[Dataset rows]
---

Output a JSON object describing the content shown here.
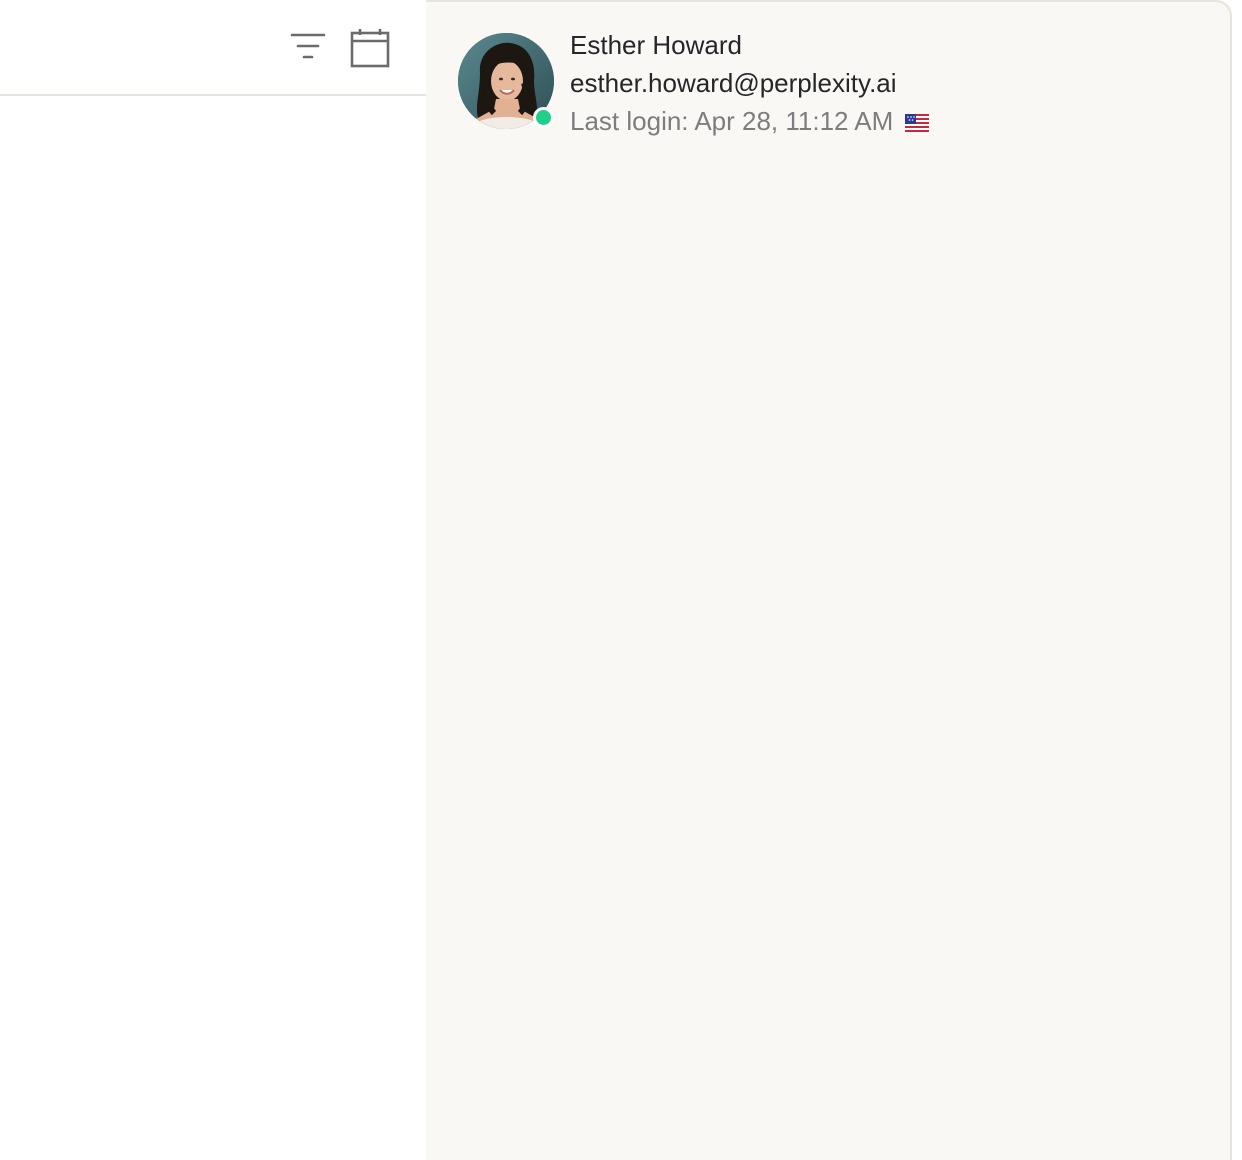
{
  "toolbar": {
    "filter_icon": "filter-icon",
    "calendar_icon": "calendar-icon"
  },
  "profile": {
    "name": "Esther Howard",
    "email": "esther.howard@perplexity.ai",
    "last_login_label": "Last login:",
    "last_login_value": "Apr 28, 11:12 AM",
    "country_flag_icon": "us-flag-icon",
    "status": "online",
    "status_color": "#1fcf8a",
    "avatar_icon": "user-avatar"
  },
  "colors": {
    "panel_background": "#f9f8f4",
    "divider": "#e6e5dc",
    "primary_text": "#26262a",
    "secondary_text": "#7d7d80"
  }
}
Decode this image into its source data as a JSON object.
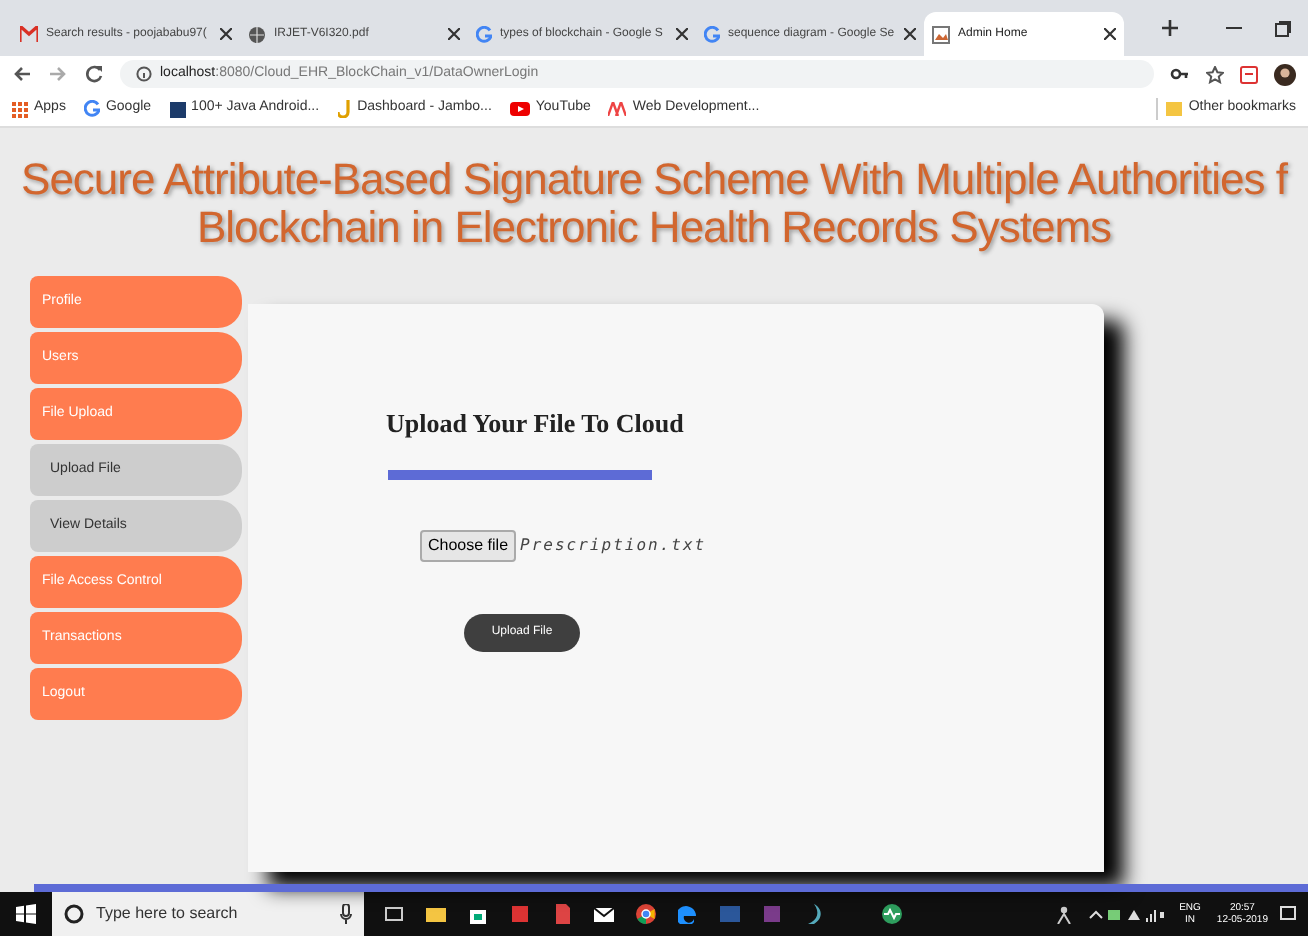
{
  "tabs": [
    {
      "label": "Search results - poojababu97(",
      "selected": false,
      "kind": "mail"
    },
    {
      "label": "IRJET-V6I320.pdf",
      "selected": false,
      "kind": "globe"
    },
    {
      "label": "types of blockchain - Google S",
      "selected": false,
      "kind": "google"
    },
    {
      "label": "sequence diagram - Google Se",
      "selected": false,
      "kind": "google"
    },
    {
      "label": "Admin Home",
      "selected": true,
      "kind": "page"
    }
  ],
  "address": {
    "host": "localhost",
    "path": ":8080/Cloud_EHR_BlockChain_v1/DataOwnerLogin"
  },
  "bookmarks": [
    {
      "label": "Apps",
      "kind": "apps"
    },
    {
      "label": "Google",
      "kind": "google"
    },
    {
      "label": "100+ Java Android...",
      "kind": "square"
    },
    {
      "label": "Dashboard - Jambo...",
      "kind": "j"
    },
    {
      "label": "YouTube",
      "kind": "youtube"
    },
    {
      "label": "Web Development...",
      "kind": "web"
    }
  ],
  "other_bookmarks": "Other bookmarks",
  "title_lines": [
    "Secure Attribute-Based Signature Scheme With Multiple Authorities f",
    "Blockchain in Electronic Health Records Systems"
  ],
  "sidebar": {
    "items": [
      {
        "label": "Profile",
        "kind": "main"
      },
      {
        "label": "Users",
        "kind": "main"
      },
      {
        "label": "File Upload",
        "kind": "main"
      },
      {
        "label": "Upload File",
        "kind": "sub"
      },
      {
        "label": "View Details",
        "kind": "sub"
      },
      {
        "label": "File Access Control",
        "kind": "main"
      },
      {
        "label": "Transactions",
        "kind": "main"
      },
      {
        "label": "Logout",
        "kind": "main"
      }
    ]
  },
  "card": {
    "heading": "Upload Your File To Cloud",
    "choose_button": "Choose file",
    "file_name": "Prescription.txt",
    "upload_button": "Upload File"
  },
  "taskbar": {
    "search_placeholder": "Type here to search",
    "language": "ENG",
    "region": "IN",
    "time": "20:57",
    "date": "12-05-2019"
  }
}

---

## TO DO
Give every record again exactly, apart from the pictures, which stay out.

## TASK SOLUTION
Output a JSON object describing the content shown here.
{
  "toolbar": {
    "filter_icon": "filter-icon",
    "calendar_icon": "calendar-icon"
  },
  "profile": {
    "name": "Esther Howard",
    "email": "esther.howard@perplexity.ai",
    "last_login_label": "Last login:",
    "last_login_value": "Apr 28, 11:12 AM",
    "country_flag_icon": "us-flag-icon",
    "status": "online",
    "status_color": "#1fcf8a",
    "avatar_icon": "user-avatar"
  },
  "colors": {
    "panel_background": "#f9f8f4",
    "divider": "#e6e5dc",
    "primary_text": "#26262a",
    "secondary_text": "#7d7d80"
  }
}
Decode this image into its source data as a JSON object.
{
  "tabs": [
    {
      "label": "Search results - poojababu97(",
      "selected": false,
      "kind": "mail"
    },
    {
      "label": "IRJET-V6I320.pdf",
      "selected": false,
      "kind": "globe"
    },
    {
      "label": "types of blockchain - Google S",
      "selected": false,
      "kind": "google"
    },
    {
      "label": "sequence diagram - Google Se",
      "selected": false,
      "kind": "google"
    },
    {
      "label": "Admin Home",
      "selected": true,
      "kind": "page"
    }
  ],
  "address": {
    "host": "localhost",
    "path": ":8080/Cloud_EHR_BlockChain_v1/DataOwnerLogin"
  },
  "bookmarks": [
    {
      "label": "Apps",
      "kind": "apps"
    },
    {
      "label": "Google",
      "kind": "google"
    },
    {
      "label": "100+ Java Android...",
      "kind": "square"
    },
    {
      "label": "Dashboard - Jambo...",
      "kind": "j"
    },
    {
      "label": "YouTube",
      "kind": "youtube"
    },
    {
      "label": "Web Development...",
      "kind": "web"
    }
  ],
  "other_bookmarks": "Other bookmarks",
  "title_lines": [
    "Secure Attribute-Based Signature Scheme With Multiple Authorities f",
    "Blockchain in Electronic Health Records Systems"
  ],
  "sidebar": {
    "items": [
      {
        "label": "Profile",
        "kind": "main"
      },
      {
        "label": "Users",
        "kind": "main"
      },
      {
        "label": "File Upload",
        "kind": "main"
      },
      {
        "label": "Upload File",
        "kind": "sub"
      },
      {
        "label": "View Details",
        "kind": "sub"
      },
      {
        "label": "File Access Control",
        "kind": "main"
      },
      {
        "label": "Transactions",
        "kind": "main"
      },
      {
        "label": "Logout",
        "kind": "main"
      }
    ]
  },
  "card": {
    "heading": "Upload Your File To Cloud",
    "choose_button": "Choose file",
    "file_name": "Prescription.txt",
    "upload_button": "Upload File"
  },
  "taskbar": {
    "search_placeholder": "Type here to search",
    "language": "ENG",
    "region": "IN",
    "time": "20:57",
    "date": "12-05-2019"
  }
}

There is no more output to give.